Work instructions. Repeat, line for line, the entries printed below.
Start Raw records
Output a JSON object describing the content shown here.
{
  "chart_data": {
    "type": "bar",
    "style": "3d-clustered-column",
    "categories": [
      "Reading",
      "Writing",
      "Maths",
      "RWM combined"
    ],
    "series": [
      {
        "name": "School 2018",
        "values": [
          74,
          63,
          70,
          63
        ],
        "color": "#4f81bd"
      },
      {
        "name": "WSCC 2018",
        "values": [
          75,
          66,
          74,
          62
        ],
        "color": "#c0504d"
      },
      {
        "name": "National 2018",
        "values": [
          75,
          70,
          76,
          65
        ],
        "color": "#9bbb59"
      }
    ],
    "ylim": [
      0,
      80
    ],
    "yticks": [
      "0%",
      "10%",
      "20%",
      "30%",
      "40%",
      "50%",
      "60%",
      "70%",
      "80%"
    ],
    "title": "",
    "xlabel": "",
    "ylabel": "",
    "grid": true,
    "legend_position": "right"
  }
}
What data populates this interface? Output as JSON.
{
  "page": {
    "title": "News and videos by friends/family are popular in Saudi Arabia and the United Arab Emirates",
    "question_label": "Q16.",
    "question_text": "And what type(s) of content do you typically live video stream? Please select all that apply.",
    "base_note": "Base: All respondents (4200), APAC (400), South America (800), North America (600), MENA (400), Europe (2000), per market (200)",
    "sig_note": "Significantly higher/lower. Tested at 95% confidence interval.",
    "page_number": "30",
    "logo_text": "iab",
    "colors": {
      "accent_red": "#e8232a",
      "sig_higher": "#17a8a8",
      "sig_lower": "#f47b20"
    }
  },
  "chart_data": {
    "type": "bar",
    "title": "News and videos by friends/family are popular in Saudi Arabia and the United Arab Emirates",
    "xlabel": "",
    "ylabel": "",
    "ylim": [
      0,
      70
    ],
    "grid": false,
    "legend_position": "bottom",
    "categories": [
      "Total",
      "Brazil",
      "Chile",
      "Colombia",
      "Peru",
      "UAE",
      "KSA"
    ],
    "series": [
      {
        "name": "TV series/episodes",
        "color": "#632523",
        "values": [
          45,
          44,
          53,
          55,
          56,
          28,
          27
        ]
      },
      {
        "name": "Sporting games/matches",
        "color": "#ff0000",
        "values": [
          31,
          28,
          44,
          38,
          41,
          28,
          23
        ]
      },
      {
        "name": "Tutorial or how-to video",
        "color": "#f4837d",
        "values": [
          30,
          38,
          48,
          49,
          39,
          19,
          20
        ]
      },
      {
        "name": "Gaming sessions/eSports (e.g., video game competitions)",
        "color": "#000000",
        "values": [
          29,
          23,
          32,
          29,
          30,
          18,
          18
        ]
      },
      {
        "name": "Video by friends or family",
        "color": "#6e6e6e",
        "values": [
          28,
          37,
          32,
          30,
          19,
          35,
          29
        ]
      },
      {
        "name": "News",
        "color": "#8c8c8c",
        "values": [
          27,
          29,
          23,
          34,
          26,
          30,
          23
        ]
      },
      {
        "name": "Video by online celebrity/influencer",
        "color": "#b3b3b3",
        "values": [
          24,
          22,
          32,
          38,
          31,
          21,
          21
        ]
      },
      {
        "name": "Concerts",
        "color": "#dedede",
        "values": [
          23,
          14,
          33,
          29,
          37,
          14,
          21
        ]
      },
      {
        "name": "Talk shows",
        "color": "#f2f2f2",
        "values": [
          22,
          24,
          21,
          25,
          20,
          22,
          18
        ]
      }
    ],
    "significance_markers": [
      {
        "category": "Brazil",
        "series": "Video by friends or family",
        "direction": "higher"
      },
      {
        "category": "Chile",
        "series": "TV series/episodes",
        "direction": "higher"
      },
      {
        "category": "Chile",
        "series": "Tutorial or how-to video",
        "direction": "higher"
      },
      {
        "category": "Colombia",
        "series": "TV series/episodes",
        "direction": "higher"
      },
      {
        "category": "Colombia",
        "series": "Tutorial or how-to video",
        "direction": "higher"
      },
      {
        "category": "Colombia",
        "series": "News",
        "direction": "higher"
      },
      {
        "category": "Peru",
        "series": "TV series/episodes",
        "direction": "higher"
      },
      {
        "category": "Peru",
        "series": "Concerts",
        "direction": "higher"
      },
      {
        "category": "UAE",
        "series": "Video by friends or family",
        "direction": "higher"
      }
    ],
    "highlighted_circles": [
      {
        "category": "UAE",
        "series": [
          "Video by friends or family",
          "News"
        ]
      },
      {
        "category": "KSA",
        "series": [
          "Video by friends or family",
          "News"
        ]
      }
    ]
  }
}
End Raw records
Correct result.
Output a JSON object describing the content shown here.
{
  "chart_data": {
    "type": "bar",
    "style": "3d-clustered-column",
    "categories": [
      "Reading",
      "Writing",
      "Maths",
      "RWM combined"
    ],
    "series": [
      {
        "name": "School 2018",
        "values": [
          74,
          63,
          70,
          63
        ],
        "color": "#4f81bd"
      },
      {
        "name": "WSCC 2018",
        "values": [
          75,
          66,
          74,
          62
        ],
        "color": "#c0504d"
      },
      {
        "name": "National 2018",
        "values": [
          75,
          70,
          76,
          65
        ],
        "color": "#9bbb59"
      }
    ],
    "ylim": [
      0,
      80
    ],
    "yticks": [
      "0%",
      "10%",
      "20%",
      "30%",
      "40%",
      "50%",
      "60%",
      "70%",
      "80%"
    ],
    "title": "",
    "xlabel": "",
    "ylabel": "",
    "grid": true,
    "legend_position": "right"
  }
}
What data populates this interface? Output as JSON.
{
  "page": {
    "title": "News and videos by friends/family are popular in Saudi Arabia and the United Arab Emirates",
    "question_label": "Q16.",
    "question_text": "And what type(s) of content do you typically live video stream? Please select all that apply.",
    "base_note": "Base: All respondents (4200), APAC (400), South America (800), North America (600), MENA (400), Europe (2000), per market (200)",
    "sig_note": "Significantly higher/lower. Tested at 95% confidence interval.",
    "page_number": "30",
    "logo_text": "iab",
    "colors": {
      "accent_red": "#e8232a",
      "sig_higher": "#17a8a8",
      "sig_lower": "#f47b20"
    }
  },
  "chart_data": {
    "type": "bar",
    "title": "News and videos by friends/family are popular in Saudi Arabia and the United Arab Emirates",
    "xlabel": "",
    "ylabel": "",
    "ylim": [
      0,
      70
    ],
    "grid": false,
    "legend_position": "bottom",
    "categories": [
      "Total",
      "Brazil",
      "Chile",
      "Colombia",
      "Peru",
      "UAE",
      "KSA"
    ],
    "series": [
      {
        "name": "TV series/episodes",
        "color": "#632523",
        "values": [
          45,
          44,
          53,
          55,
          56,
          28,
          27
        ]
      },
      {
        "name": "Sporting games/matches",
        "color": "#ff0000",
        "values": [
          31,
          28,
          44,
          38,
          41,
          28,
          23
        ]
      },
      {
        "name": "Tutorial or how-to video",
        "color": "#f4837d",
        "values": [
          30,
          38,
          48,
          49,
          39,
          19,
          20
        ]
      },
      {
        "name": "Gaming sessions/eSports (e.g., video game competitions)",
        "color": "#000000",
        "values": [
          29,
          23,
          32,
          29,
          30,
          18,
          18
        ]
      },
      {
        "name": "Video by friends or family",
        "color": "#6e6e6e",
        "values": [
          28,
          37,
          32,
          30,
          19,
          35,
          29
        ]
      },
      {
        "name": "News",
        "color": "#8c8c8c",
        "values": [
          27,
          29,
          23,
          34,
          26,
          30,
          23
        ]
      },
      {
        "name": "Video by online celebrity/influencer",
        "color": "#b3b3b3",
        "values": [
          24,
          22,
          32,
          38,
          31,
          21,
          21
        ]
      },
      {
        "name": "Concerts",
        "color": "#dedede",
        "values": [
          23,
          14,
          33,
          29,
          37,
          14,
          21
        ]
      },
      {
        "name": "Talk shows",
        "color": "#f2f2f2",
        "values": [
          22,
          24,
          21,
          25,
          20,
          22,
          18
        ]
      }
    ],
    "significance_markers": [
      {
        "category": "Brazil",
        "series": "Video by friends or family",
        "direction": "higher"
      },
      {
        "category": "Chile",
        "series": "TV series/episodes",
        "direction": "higher"
      },
      {
        "category": "Chile",
        "series": "Tutorial or how-to video",
        "direction": "higher"
      },
      {
        "category": "Colombia",
        "series": "TV series/episodes",
        "direction": "higher"
      },
      {
        "category": "Colombia",
        "series": "Tutorial or how-to video",
        "direction": "higher"
      },
      {
        "category": "Colombia",
        "series": "News",
        "direction": "higher"
      },
      {
        "category": "Peru",
        "series": "TV series/episodes",
        "direction": "higher"
      },
      {
        "category": "Peru",
        "series": "Concerts",
        "direction": "higher"
      },
      {
        "category": "UAE",
        "series": "Video by friends or family",
        "direction": "higher"
      }
    ],
    "highlighted_circles": [
      {
        "category": "UAE",
        "series": [
          "Video by friends or family",
          "News"
        ]
      },
      {
        "category": "KSA",
        "series": [
          "Video by friends or family",
          "News"
        ]
      }
    ]
  }
}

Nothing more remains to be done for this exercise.